## start DATA
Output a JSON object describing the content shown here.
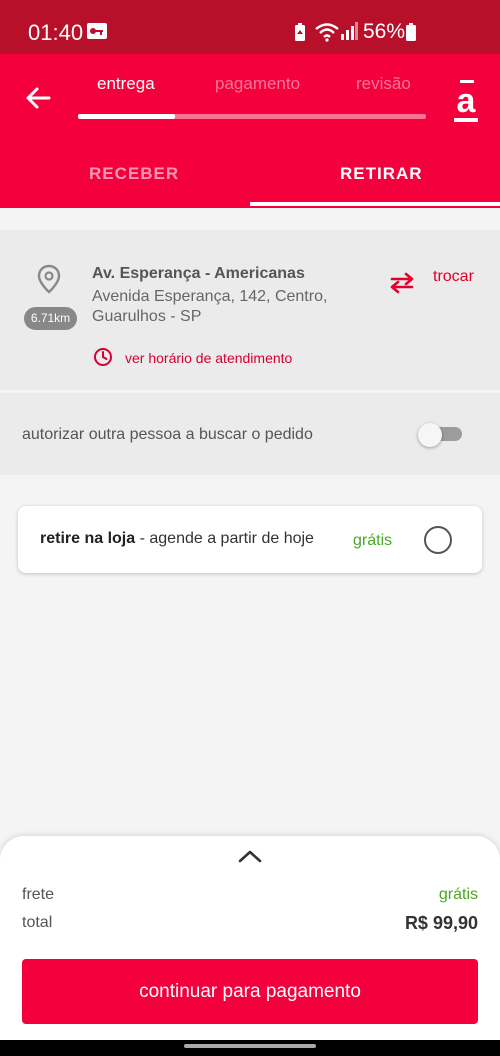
{
  "status_bar": {
    "time": "01:40",
    "battery_percent": "56%",
    "icons": [
      "notification-key-icon",
      "battery-saver-icon",
      "wifi-icon",
      "signal-icon",
      "battery-icon"
    ]
  },
  "header": {
    "back_icon": "arrow-left-icon",
    "steps": [
      {
        "label": "entrega",
        "active": true
      },
      {
        "label": "pagamento",
        "active": false
      },
      {
        "label": "revisão",
        "active": false
      }
    ],
    "progress_fraction": 0.28,
    "logo": "americanas-logo",
    "accent_color": "#f3003d"
  },
  "tabs": {
    "receber": "RECEBER",
    "retirar": "RETIRAR",
    "selected": "retirar"
  },
  "store": {
    "distance": "6.71km",
    "name": "Av. Esperança  - Americanas",
    "address": "Avenida Esperança, 142, Centro, Guarulhos - SP",
    "swap_label": "trocar",
    "hours_link": "ver horário de atendimento"
  },
  "authorize": {
    "label": "autorizar outra pessoa a buscar o pedido",
    "enabled": false
  },
  "option": {
    "title": "retire na loja",
    "subtitle": " - agende a partir de hoje",
    "price": "grátis",
    "selected": false
  },
  "summary": {
    "frete_label": "frete",
    "frete_value": "grátis",
    "total_label": "total",
    "total_value": "R$ 99,90",
    "continue_label": "continuar para pagamento",
    "price_color": "#4aa820"
  }
}
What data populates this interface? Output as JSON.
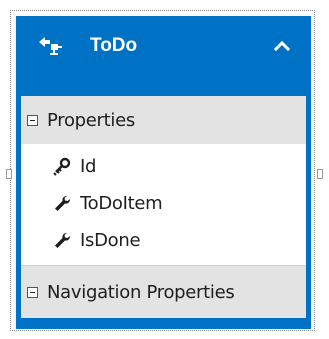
{
  "entity": {
    "title": "ToDo",
    "icon": "entity-icon",
    "collapse_icon": "chevron-up-icon",
    "accent_color": "#0072c6"
  },
  "sections": {
    "properties": {
      "label": "Properties",
      "toggle_icon": "collapse-minus-icon",
      "items": [
        {
          "label": "Id",
          "icon": "key-icon"
        },
        {
          "label": "ToDoItem",
          "icon": "wrench-icon"
        },
        {
          "label": "IsDone",
          "icon": "wrench-icon"
        }
      ]
    },
    "navigation": {
      "label": "Navigation Properties",
      "toggle_icon": "collapse-minus-icon"
    }
  }
}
## end DATA
#### WORK TO COMPLETE
Reproduce all of the material above word for word. Omit the pictures.

#### TASK SOLUTION
Output a JSON object describing the content shown here.
{
  "status_bar": {
    "time": "01:40",
    "battery_percent": "56%",
    "icons": [
      "notification-key-icon",
      "battery-saver-icon",
      "wifi-icon",
      "signal-icon",
      "battery-icon"
    ]
  },
  "header": {
    "back_icon": "arrow-left-icon",
    "steps": [
      {
        "label": "entrega",
        "active": true
      },
      {
        "label": "pagamento",
        "active": false
      },
      {
        "label": "revisão",
        "active": false
      }
    ],
    "progress_fraction": 0.28,
    "logo": "americanas-logo",
    "accent_color": "#f3003d"
  },
  "tabs": {
    "receber": "RECEBER",
    "retirar": "RETIRAR",
    "selected": "retirar"
  },
  "store": {
    "distance": "6.71km",
    "name": "Av. Esperança  - Americanas",
    "address": "Avenida Esperança, 142, Centro, Guarulhos - SP",
    "swap_label": "trocar",
    "hours_link": "ver horário de atendimento"
  },
  "authorize": {
    "label": "autorizar outra pessoa a buscar o pedido",
    "enabled": false
  },
  "option": {
    "title": "retire na loja",
    "subtitle": " - agende a partir de hoje",
    "price": "grátis",
    "selected": false
  },
  "summary": {
    "frete_label": "frete",
    "frete_value": "grátis",
    "total_label": "total",
    "total_value": "R$ 99,90",
    "continue_label": "continuar para pagamento",
    "price_color": "#4aa820"
  }
}
What data populates this interface? Output as JSON.
{
  "entity": {
    "title": "ToDo",
    "icon": "entity-icon",
    "collapse_icon": "chevron-up-icon",
    "accent_color": "#0072c6"
  },
  "sections": {
    "properties": {
      "label": "Properties",
      "toggle_icon": "collapse-minus-icon",
      "items": [
        {
          "label": "Id",
          "icon": "key-icon"
        },
        {
          "label": "ToDoItem",
          "icon": "wrench-icon"
        },
        {
          "label": "IsDone",
          "icon": "wrench-icon"
        }
      ]
    },
    "navigation": {
      "label": "Navigation Properties",
      "toggle_icon": "collapse-minus-icon"
    }
  }
}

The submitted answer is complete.